#### [Job]
Skip the pictures. Repeat everything else in the records word for word.

#### [Provided entries]
★ ★ ★ ★

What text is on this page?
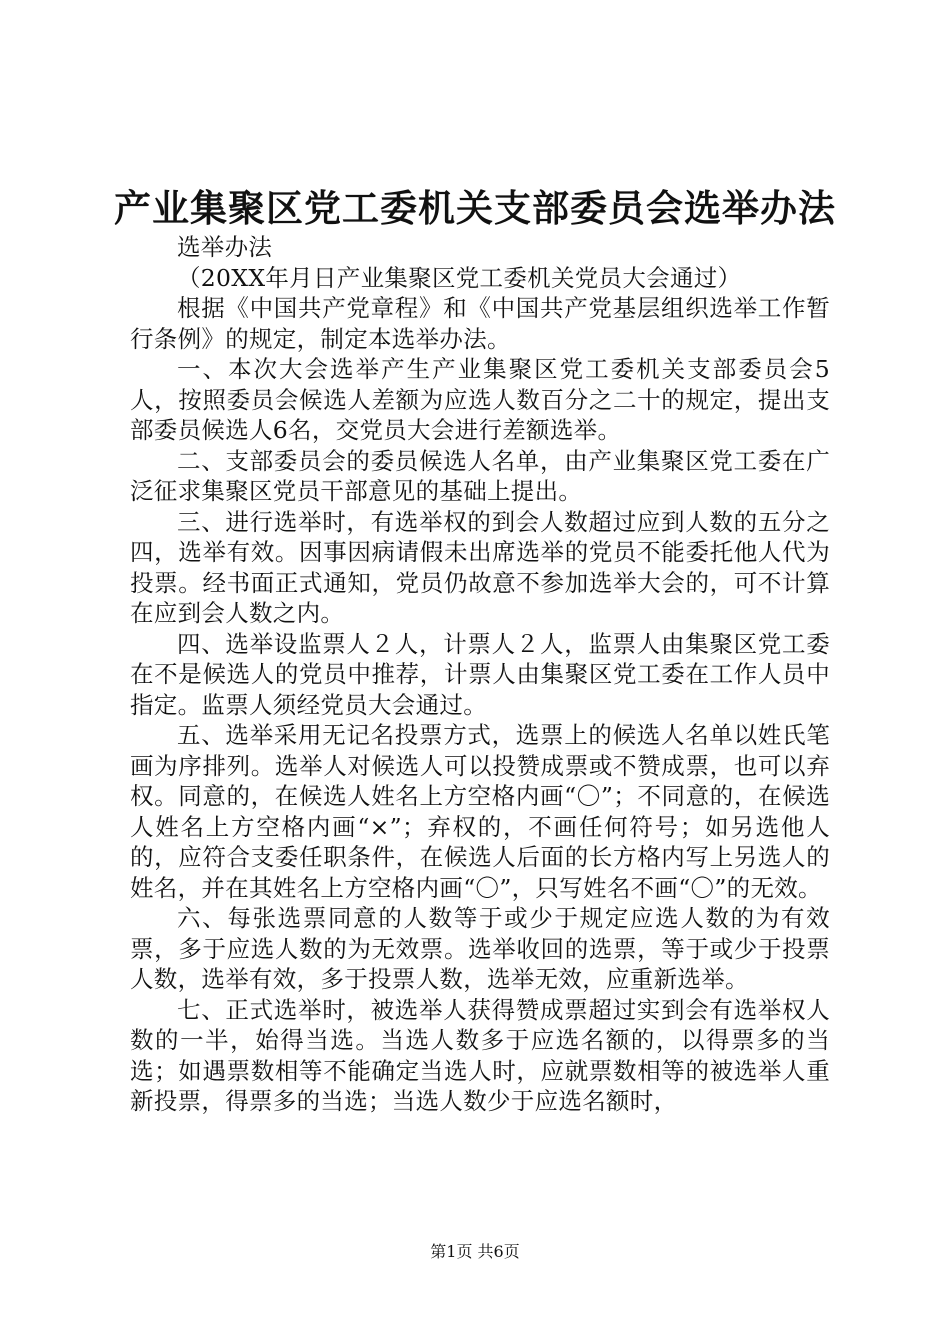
产业集聚区党工委机关支部委员会选举办法

选举办法

（20XX年月日产业集聚区党工委机关党员大会通过）

根据《中国共产党章程》和《中国共产党基层组织选举工作暂行条例》的规定，制定本选举办法。

一、本次大会选举产生产业集聚区党工委机关支部委员会5人，按照委员会候选人差额为应选人数百分之二十的规定，提出支部委员候选人6名，交党员大会进行差额选举。

二、支部委员会的委员候选人名单，由产业集聚区党工委在广泛征求集聚区党员干部意见的基础上提出。

三、进行选举时，有选举权的到会人数超过应到人数的五分之四，选举有效。因事因病请假未出席选举的党员不能委托他人代为投票。经书面正式通知，党员仍故意不参加选举大会的，可不计算在应到会人数之内。

四、选举设监票人２人，计票人２人，监票人由集聚区党工委在不是候选人的党员中推荐，计票人由集聚区党工委在工作人员中指定。监票人须经党员大会通过。

五、选举采用无记名投票方式，选票上的候选人名单以姓氏笔画为序排列。选举人对候选人可以投赞成票或不赞成票，也可以弃权。同意的，在候选人姓名上方空格内画“〇”；不同意的，在候选人姓名上方空格内画“×”；弃权的，不画任何符号；如另选他人的，应符合支委任职条件，在候选人后面的长方格内写上另选人的姓名，并在其姓名上方空格内画“〇”，只写姓名不画“〇”的无效。

六、每张选票同意的人数等于或少于规定应选人数的为有效票，多于应选人数的为无效票。选举收回的选票，等于或少于投票人数，选举有效，多于投票人数，选举无效，应重新选举。

七、正式选举时，被选举人获得赞成票超过实到会有选举权人数的一半，始得当选。当选人数多于应选名额的，以得票多的当选；如遇票数相等不能确定当选人时，应就票数相等的被选举人重新投票，得票多的当选；当选人数少于应选名额时，

第1页 共6页
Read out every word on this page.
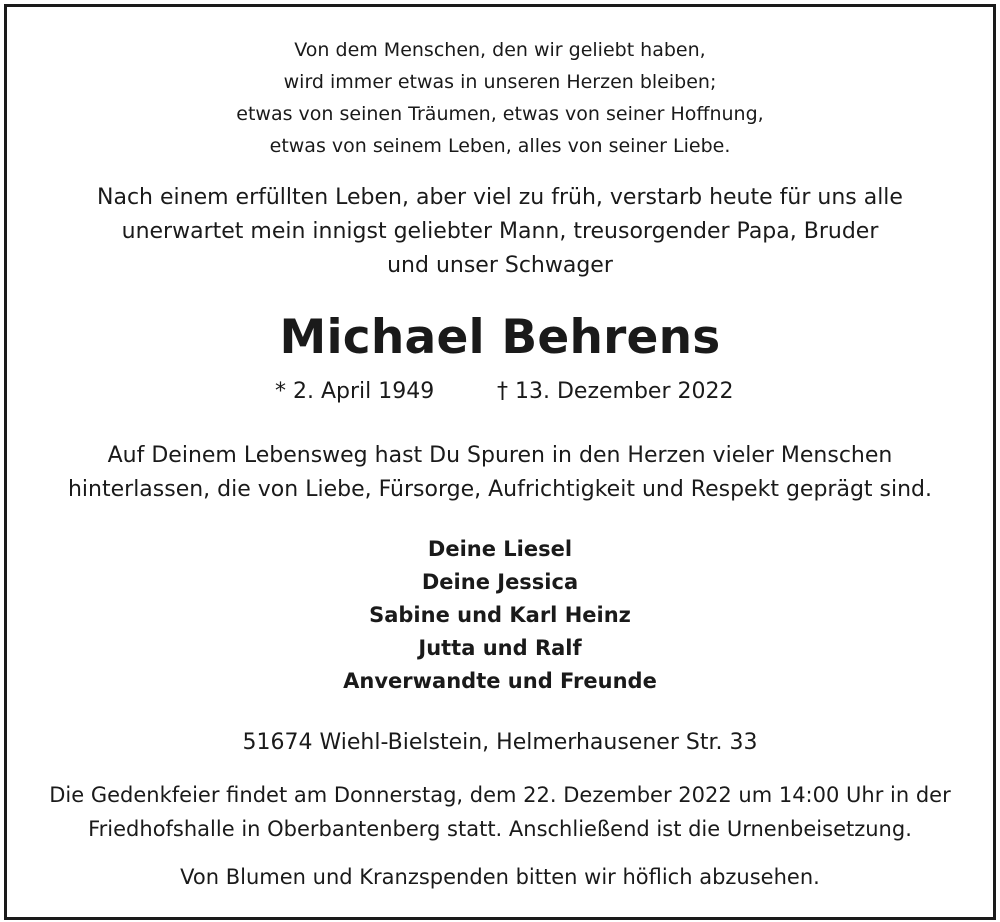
Von dem Menschen, den wir geliebt haben,
wird immer etwas in unseren Herzen bleiben;
etwas von seinen Träumen, etwas von seiner Hoffnung,
etwas von seinem Leben, alles von seiner Liebe.
Nach einem erfüllten Leben, aber viel zu früh, verstarb heute für uns alle
unerwartet mein innigst geliebter Mann, treusorgender Papa, Bruder
und unser Schwager
Michael Behrens
* 2. April 1949	† 13. Dezember 2022
Auf Deinem Lebensweg hast Du Spuren in den Herzen vieler Menschen
hinterlassen, die von Liebe, Fürsorge, Aufrichtigkeit und Respekt geprägt sind.
Deine Liesel
Deine Jessica
Sabine und Karl Heinz
Jutta und Ralf
Anverwandte und Freunde
51674 Wiehl-Bielstein, Helmerhausener Str. 33
Die Gedenkfeier findet am Donnerstag, dem 22. Dezember 2022 um 14:00 Uhr in der
Friedhofshalle in Oberbantenberg statt. Anschließend ist die Urnenbeisetzung.
Von Blumen und Kranzspenden bitten wir höflich abzusehen.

★ ★ ★ ★

#### [Result of the task]
What text is on this page?
产业集聚区党工委机关支部委员会选举办法

选举办法

（20XX年月日产业集聚区党工委机关党员大会通过）

根据《中国共产党章程》和《中国共产党基层组织选举工作暂行条例》的规定，制定本选举办法。

一、本次大会选举产生产业集聚区党工委机关支部委员会5人，按照委员会候选人差额为应选人数百分之二十的规定，提出支部委员候选人6名，交党员大会进行差额选举。

二、支部委员会的委员候选人名单，由产业集聚区党工委在广泛征求集聚区党员干部意见的基础上提出。

三、进行选举时，有选举权的到会人数超过应到人数的五分之四，选举有效。因事因病请假未出席选举的党员不能委托他人代为投票。经书面正式通知，党员仍故意不参加选举大会的，可不计算在应到会人数之内。

四、选举设监票人２人，计票人２人，监票人由集聚区党工委在不是候选人的党员中推荐，计票人由集聚区党工委在工作人员中指定。监票人须经党员大会通过。

五、选举采用无记名投票方式，选票上的候选人名单以姓氏笔画为序排列。选举人对候选人可以投赞成票或不赞成票，也可以弃权。同意的，在候选人姓名上方空格内画“〇”；不同意的，在候选人姓名上方空格内画“×”；弃权的，不画任何符号；如另选他人的，应符合支委任职条件，在候选人后面的长方格内写上另选人的姓名，并在其姓名上方空格内画“〇”，只写姓名不画“〇”的无效。

六、每张选票同意的人数等于或少于规定应选人数的为有效票，多于应选人数的为无效票。选举收回的选票，等于或少于投票人数，选举有效，多于投票人数，选举无效，应重新选举。

七、正式选举时，被选举人获得赞成票超过实到会有选举权人数的一半，始得当选。当选人数多于应选名额的，以得票多的当选；如遇票数相等不能确定当选人时，应就票数相等的被选举人重新投票，得票多的当选；当选人数少于应选名额时，

第1页 共6页
Read out every word on this page.
Von dem Menschen, den wir geliebt haben,
wird immer etwas in unseren Herzen bleiben;
etwas von seinen Träumen, etwas von seiner Hoffnung,
etwas von seinem Leben, alles von seiner Liebe.
Nach einem erfüllten Leben, aber viel zu früh, verstarb heute für uns alle
unerwartet mein innigst geliebter Mann, treusorgender Papa, Bruder
und unser Schwager
Michael Behrens
* 2. April 1949	† 13. Dezember 2022
Auf Deinem Lebensweg hast Du Spuren in den Herzen vieler Menschen
hinterlassen, die von Liebe, Fürsorge, Aufrichtigkeit und Respekt geprägt sind.
Deine Liesel
Deine Jessica
Sabine und Karl Heinz
Jutta und Ralf
Anverwandte und Freunde
51674 Wiehl-Bielstein, Helmerhausener Str. 33
Die Gedenkfeier findet am Donnerstag, dem 22. Dezember 2022 um 14:00 Uhr in der
Friedhofshalle in Oberbantenberg statt. Anschließend ist die Urnenbeisetzung.
Von Blumen und Kranzspenden bitten wir höflich abzusehen.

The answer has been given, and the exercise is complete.